--- Begin ---
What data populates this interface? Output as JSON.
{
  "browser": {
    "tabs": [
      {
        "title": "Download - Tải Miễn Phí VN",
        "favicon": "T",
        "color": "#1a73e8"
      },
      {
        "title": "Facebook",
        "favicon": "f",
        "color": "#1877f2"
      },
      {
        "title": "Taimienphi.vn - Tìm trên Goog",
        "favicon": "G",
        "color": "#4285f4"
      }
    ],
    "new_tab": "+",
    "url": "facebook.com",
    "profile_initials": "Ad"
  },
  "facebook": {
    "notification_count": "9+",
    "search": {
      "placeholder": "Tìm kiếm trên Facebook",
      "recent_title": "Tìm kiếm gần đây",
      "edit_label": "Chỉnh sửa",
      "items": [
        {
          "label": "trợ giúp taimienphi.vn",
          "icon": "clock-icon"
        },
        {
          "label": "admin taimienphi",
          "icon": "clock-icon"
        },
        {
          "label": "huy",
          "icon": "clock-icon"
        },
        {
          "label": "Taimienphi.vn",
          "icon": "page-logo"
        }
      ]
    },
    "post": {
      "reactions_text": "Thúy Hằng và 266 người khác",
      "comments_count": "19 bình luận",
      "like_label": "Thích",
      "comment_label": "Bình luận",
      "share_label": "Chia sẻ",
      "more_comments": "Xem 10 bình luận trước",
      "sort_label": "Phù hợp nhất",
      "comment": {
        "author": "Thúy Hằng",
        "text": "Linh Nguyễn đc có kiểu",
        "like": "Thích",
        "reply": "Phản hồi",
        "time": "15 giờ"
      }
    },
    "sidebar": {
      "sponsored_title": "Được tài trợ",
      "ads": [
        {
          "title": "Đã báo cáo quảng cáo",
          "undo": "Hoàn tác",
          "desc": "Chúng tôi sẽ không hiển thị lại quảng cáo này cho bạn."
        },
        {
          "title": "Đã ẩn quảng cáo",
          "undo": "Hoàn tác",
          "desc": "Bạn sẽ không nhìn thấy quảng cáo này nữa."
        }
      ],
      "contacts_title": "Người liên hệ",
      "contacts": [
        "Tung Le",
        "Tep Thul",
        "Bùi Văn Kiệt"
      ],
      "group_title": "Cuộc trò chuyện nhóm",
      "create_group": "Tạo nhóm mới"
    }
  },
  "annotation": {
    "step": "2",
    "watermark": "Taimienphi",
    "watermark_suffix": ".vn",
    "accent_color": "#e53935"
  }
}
--- End ---
→ **Written instruction**: Reproduce each entry exactly, leaving out nothing.

→ **Written answer**:
What data populates this interface? Output as JSON.
{
  "browser": {
    "tabs": [
      {
        "title": "Download - Tải Miễn Phí VN",
        "favicon": "T",
        "color": "#1a73e8"
      },
      {
        "title": "Facebook",
        "favicon": "f",
        "color": "#1877f2"
      },
      {
        "title": "Taimienphi.vn - Tìm trên Goog",
        "favicon": "G",
        "color": "#4285f4"
      }
    ],
    "new_tab": "+",
    "url": "facebook.com",
    "profile_initials": "Ad"
  },
  "facebook": {
    "notification_count": "9+",
    "search": {
      "placeholder": "Tìm kiếm trên Facebook",
      "recent_title": "Tìm kiếm gần đây",
      "edit_label": "Chỉnh sửa",
      "items": [
        {
          "label": "trợ giúp taimienphi.vn",
          "icon": "clock-icon"
        },
        {
          "label": "admin taimienphi",
          "icon": "clock-icon"
        },
        {
          "label": "huy",
          "icon": "clock-icon"
        },
        {
          "label": "Taimienphi.vn",
          "icon": "page-logo"
        }
      ]
    },
    "post": {
      "reactions_text": "Thúy Hằng và 266 người khác",
      "comments_count": "19 bình luận",
      "like_label": "Thích",
      "comment_label": "Bình luận",
      "share_label": "Chia sẻ",
      "more_comments": "Xem 10 bình luận trước",
      "sort_label": "Phù hợp nhất",
      "comment": {
        "author": "Thúy Hằng",
        "text": "Linh Nguyễn đc có kiểu",
        "like": "Thích",
        "reply": "Phản hồi",
        "time": "15 giờ"
      }
    },
    "sidebar": {
      "sponsored_title": "Được tài trợ",
      "ads": [
        {
          "title": "Đã báo cáo quảng cáo",
          "undo": "Hoàn tác",
          "desc": "Chúng tôi sẽ không hiển thị lại quảng cáo này cho bạn."
        },
        {
          "title": "Đã ẩn quảng cáo",
          "undo": "Hoàn tác",
          "desc": "Bạn sẽ không nhìn thấy quảng cáo này nữa."
        }
      ],
      "contacts_title": "Người liên hệ",
      "contacts": [
        "Tung Le",
        "Tep Thul",
        "Bùi Văn Kiệt"
      ],
      "group_title": "Cuộc trò chuyện nhóm",
      "create_group": "Tạo nhóm mới"
    }
  },
  "annotation": {
    "step": "2",
    "watermark": "Taimienphi",
    "watermark_suffix": ".vn",
    "accent_color": "#e53935"
  }
}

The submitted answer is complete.